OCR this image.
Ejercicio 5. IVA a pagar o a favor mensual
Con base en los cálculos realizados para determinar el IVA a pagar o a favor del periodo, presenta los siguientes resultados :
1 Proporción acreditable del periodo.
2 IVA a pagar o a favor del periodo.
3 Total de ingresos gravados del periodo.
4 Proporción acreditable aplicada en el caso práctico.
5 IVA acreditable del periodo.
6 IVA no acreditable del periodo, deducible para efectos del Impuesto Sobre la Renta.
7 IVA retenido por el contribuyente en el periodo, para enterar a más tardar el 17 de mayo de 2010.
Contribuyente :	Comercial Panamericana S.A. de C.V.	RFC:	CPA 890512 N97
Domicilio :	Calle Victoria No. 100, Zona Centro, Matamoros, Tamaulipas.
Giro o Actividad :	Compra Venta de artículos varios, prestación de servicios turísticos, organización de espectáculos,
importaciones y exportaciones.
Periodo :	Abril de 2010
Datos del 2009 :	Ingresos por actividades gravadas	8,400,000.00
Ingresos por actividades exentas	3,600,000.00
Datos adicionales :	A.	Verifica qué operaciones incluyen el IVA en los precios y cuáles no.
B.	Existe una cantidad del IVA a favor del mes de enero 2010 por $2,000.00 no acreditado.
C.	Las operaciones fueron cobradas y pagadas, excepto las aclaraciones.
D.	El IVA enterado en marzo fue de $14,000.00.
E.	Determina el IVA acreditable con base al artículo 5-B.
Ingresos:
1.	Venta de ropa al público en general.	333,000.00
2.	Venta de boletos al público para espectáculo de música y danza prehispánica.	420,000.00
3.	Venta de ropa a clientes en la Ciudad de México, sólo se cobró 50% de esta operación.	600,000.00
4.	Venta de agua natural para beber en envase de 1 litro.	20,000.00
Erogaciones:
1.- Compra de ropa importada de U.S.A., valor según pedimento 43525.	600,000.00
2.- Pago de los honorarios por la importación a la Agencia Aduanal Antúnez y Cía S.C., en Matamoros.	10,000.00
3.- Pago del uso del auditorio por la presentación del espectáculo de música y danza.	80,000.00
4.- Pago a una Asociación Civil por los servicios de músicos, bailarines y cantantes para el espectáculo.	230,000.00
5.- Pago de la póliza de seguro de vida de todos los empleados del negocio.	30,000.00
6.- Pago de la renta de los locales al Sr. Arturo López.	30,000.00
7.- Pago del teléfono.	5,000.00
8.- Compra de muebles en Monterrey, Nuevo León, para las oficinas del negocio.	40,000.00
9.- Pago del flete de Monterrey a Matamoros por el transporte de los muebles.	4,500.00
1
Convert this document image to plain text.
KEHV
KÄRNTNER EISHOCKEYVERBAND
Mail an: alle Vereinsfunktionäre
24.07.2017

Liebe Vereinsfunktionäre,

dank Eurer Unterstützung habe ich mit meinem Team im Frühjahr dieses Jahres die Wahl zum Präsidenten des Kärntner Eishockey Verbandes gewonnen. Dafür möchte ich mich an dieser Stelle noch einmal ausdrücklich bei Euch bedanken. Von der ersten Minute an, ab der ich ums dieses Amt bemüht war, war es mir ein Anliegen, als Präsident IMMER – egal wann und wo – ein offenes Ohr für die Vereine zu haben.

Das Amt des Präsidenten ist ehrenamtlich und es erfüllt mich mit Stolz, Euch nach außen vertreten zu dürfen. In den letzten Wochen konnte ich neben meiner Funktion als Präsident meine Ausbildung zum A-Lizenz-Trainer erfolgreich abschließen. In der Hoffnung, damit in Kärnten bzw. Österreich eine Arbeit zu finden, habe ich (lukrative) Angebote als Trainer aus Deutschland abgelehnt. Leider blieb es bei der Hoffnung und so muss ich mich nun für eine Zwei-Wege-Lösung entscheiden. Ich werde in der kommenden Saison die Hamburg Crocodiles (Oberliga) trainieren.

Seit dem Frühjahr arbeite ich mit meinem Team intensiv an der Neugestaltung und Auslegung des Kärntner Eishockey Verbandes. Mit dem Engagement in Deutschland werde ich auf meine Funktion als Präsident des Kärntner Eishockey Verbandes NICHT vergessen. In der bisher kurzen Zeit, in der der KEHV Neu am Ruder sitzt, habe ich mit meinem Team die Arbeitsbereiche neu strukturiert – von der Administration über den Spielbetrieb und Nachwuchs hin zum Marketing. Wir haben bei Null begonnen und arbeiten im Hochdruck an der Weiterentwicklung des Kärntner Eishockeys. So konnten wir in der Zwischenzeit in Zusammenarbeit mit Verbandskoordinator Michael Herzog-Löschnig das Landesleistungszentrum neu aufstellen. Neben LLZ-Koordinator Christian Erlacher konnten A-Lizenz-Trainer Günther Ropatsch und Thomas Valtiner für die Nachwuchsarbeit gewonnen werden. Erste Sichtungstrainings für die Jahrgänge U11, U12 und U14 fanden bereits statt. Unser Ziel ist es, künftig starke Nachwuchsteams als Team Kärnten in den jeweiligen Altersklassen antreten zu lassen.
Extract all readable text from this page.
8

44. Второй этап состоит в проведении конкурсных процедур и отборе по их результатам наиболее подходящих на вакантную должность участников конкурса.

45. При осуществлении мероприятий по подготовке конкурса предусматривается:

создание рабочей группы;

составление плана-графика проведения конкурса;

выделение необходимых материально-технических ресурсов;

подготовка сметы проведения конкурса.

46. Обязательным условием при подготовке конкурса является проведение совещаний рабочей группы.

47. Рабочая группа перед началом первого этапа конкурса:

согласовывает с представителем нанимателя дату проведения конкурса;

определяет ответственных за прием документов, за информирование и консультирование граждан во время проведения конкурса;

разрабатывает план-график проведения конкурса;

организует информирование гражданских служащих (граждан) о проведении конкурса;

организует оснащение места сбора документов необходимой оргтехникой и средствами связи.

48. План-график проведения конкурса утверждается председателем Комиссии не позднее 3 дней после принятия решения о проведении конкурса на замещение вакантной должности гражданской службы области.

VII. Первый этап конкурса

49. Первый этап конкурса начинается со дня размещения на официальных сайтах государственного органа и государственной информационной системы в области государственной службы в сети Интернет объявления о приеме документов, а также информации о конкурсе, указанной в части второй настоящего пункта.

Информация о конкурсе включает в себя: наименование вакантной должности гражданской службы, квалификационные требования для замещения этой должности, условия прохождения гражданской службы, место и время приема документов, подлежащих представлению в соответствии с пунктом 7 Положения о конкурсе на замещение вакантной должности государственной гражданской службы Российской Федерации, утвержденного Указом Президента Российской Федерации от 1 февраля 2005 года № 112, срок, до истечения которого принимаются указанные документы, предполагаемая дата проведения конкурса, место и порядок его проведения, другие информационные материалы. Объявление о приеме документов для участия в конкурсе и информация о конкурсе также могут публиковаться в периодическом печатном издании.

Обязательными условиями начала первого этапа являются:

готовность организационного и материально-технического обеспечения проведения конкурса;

---

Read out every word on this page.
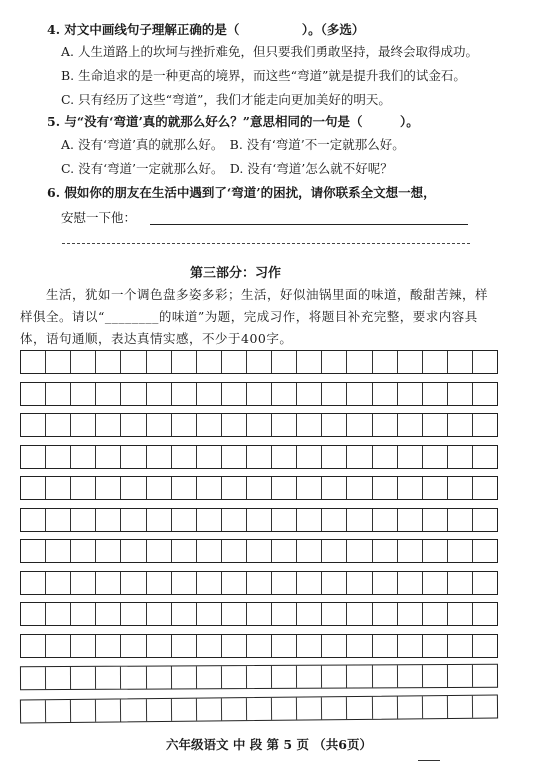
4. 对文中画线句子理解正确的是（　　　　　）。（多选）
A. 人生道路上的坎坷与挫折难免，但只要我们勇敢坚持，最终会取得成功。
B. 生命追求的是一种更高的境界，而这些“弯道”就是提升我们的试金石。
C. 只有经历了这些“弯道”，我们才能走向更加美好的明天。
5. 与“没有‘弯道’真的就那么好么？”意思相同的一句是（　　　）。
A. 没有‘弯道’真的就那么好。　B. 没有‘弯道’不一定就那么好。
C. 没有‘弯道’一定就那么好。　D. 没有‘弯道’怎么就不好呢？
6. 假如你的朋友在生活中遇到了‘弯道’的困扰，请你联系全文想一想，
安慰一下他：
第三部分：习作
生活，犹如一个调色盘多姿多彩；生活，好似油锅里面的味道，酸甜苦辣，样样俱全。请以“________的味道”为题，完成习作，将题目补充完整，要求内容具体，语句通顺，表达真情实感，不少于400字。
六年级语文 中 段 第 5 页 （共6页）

==

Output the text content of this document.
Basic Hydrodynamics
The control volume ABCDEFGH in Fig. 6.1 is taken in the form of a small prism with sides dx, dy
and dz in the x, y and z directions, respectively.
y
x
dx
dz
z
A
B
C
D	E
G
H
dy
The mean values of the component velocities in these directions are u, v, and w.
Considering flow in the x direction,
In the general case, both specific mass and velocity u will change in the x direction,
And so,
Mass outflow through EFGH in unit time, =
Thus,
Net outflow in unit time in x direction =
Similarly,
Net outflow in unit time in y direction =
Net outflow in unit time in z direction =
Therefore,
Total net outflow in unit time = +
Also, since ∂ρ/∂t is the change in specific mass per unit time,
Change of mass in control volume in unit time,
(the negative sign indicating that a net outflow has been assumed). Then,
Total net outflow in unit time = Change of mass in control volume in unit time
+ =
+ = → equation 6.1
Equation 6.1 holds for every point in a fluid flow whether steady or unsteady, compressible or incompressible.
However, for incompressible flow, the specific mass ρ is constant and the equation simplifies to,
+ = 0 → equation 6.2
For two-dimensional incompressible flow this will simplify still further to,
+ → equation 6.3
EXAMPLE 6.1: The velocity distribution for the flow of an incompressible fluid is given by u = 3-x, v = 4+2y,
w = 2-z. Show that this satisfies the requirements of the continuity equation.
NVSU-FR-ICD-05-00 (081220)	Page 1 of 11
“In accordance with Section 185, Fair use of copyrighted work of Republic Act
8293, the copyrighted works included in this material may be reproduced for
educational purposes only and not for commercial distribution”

▶ _The problem_: Find all lines holding the string "pagar" and copy them.

▶ _Written solution_:
Ejercicio 5. IVA a pagar o a favor mensual
Con base en los cálculos realizados para determinar el IVA a pagar o a favor del periodo, presenta los siguientes resultados :
2 IVA a pagar o a favor del periodo.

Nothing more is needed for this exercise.